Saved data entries

>>>>>

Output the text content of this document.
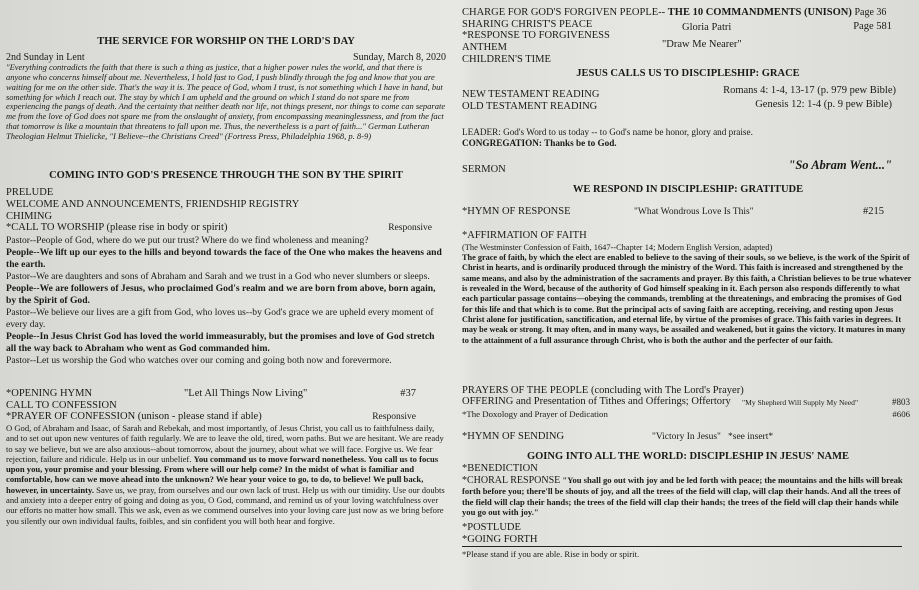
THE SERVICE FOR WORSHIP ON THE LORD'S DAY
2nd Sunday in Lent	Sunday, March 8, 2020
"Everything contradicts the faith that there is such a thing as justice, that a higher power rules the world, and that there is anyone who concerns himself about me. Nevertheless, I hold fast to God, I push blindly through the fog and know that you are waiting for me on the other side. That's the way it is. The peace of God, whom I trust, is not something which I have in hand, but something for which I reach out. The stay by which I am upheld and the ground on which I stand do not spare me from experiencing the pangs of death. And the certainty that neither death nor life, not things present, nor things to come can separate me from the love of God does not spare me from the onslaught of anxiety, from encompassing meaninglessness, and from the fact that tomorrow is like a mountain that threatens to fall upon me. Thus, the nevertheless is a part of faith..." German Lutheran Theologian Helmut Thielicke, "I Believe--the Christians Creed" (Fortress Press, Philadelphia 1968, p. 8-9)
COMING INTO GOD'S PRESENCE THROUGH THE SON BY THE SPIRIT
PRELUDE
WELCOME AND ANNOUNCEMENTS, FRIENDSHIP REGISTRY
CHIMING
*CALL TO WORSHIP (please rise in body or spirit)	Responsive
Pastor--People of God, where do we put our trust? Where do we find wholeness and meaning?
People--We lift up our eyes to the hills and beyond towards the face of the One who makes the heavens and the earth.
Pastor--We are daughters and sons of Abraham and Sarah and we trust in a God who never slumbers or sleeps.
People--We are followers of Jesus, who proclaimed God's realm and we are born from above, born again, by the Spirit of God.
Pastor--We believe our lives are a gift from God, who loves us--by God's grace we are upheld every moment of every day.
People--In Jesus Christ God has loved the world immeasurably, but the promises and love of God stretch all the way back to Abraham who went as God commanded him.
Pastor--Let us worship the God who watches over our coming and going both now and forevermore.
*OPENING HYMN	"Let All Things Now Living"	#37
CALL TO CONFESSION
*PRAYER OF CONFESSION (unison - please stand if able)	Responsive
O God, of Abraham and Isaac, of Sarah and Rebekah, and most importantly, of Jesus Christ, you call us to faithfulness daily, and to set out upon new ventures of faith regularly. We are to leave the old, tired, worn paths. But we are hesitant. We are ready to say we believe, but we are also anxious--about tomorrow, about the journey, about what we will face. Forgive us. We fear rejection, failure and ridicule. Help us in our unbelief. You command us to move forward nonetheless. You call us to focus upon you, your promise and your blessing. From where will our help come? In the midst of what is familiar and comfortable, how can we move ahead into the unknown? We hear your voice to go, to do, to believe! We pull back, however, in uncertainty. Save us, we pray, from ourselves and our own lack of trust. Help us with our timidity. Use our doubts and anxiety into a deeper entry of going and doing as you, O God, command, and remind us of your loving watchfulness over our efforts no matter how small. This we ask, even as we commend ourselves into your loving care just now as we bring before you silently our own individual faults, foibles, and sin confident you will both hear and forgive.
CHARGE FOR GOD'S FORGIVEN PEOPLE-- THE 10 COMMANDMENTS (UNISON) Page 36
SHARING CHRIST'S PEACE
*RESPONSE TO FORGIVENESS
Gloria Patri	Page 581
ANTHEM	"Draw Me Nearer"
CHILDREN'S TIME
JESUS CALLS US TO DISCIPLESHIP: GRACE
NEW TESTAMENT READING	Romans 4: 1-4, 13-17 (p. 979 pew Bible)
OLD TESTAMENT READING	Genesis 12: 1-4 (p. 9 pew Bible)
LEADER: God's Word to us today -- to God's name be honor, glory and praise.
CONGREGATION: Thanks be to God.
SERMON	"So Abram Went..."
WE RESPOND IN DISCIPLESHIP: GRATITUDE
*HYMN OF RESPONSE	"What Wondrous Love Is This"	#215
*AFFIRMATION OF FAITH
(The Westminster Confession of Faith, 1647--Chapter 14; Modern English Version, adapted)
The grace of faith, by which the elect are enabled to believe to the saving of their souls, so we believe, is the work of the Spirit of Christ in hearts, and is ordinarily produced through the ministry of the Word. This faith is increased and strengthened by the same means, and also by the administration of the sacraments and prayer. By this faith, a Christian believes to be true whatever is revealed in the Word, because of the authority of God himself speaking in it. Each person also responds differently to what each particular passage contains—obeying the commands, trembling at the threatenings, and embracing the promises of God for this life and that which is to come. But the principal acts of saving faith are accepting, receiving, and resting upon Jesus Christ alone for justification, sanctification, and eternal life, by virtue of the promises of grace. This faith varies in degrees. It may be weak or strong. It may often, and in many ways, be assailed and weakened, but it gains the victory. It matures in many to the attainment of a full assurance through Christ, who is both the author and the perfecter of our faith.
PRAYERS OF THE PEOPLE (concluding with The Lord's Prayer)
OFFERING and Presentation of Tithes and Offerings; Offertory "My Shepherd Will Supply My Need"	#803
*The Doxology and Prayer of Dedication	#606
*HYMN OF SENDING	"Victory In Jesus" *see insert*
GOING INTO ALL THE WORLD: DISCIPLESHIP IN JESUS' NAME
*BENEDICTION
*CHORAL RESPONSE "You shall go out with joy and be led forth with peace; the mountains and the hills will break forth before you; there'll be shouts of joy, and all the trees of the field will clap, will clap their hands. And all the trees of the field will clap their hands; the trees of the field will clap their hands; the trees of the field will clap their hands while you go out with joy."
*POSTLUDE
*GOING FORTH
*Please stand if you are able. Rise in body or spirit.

<<<<<
>>>>>

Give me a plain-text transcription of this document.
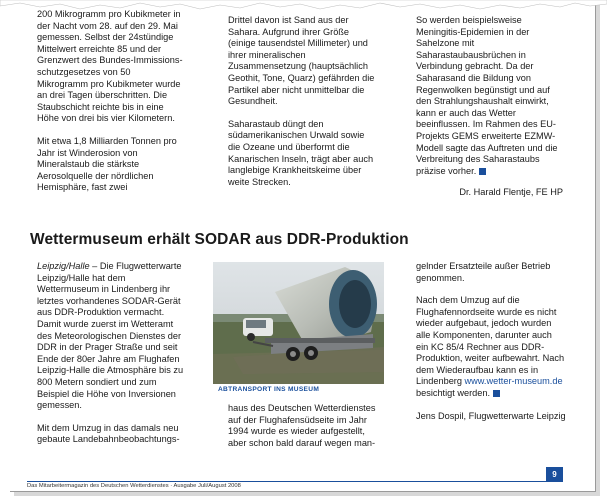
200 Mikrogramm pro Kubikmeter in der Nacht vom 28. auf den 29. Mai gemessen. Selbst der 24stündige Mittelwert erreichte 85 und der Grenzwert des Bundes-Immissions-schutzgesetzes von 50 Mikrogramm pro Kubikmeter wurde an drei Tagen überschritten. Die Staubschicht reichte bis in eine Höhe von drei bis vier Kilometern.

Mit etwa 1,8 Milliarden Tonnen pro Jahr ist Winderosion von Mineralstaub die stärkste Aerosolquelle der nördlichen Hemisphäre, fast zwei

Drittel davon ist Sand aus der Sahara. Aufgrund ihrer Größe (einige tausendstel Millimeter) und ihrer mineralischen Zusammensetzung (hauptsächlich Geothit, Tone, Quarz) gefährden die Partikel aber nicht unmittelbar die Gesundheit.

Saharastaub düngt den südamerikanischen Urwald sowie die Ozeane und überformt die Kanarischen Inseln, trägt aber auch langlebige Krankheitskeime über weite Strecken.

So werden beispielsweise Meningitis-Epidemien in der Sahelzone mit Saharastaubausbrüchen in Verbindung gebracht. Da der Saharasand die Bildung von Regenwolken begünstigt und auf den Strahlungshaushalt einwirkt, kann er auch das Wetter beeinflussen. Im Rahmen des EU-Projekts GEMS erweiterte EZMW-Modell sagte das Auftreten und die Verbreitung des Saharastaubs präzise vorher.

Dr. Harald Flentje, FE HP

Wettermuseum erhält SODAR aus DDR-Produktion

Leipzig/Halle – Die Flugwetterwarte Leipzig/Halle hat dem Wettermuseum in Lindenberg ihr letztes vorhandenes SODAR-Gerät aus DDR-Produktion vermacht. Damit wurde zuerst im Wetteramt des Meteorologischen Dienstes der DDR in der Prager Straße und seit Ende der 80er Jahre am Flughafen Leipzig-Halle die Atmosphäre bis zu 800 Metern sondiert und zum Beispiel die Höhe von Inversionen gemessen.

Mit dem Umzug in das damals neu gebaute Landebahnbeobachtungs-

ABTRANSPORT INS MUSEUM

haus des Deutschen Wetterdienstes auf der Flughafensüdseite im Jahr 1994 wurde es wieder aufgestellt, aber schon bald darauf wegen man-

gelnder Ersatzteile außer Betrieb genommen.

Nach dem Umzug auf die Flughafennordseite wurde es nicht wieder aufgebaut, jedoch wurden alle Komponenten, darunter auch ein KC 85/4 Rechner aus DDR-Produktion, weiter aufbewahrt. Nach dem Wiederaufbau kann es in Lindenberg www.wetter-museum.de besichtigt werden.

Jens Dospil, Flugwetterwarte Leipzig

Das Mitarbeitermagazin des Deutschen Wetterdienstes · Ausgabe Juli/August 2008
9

<<<<<

▶ [WHAT YOU ARE ASKED TO DO]
Across the data shown above, how many lines carry the string "Wettermuseum"? Reply with the figure by itself.

▶ [RESULT OF THIS TASK]
2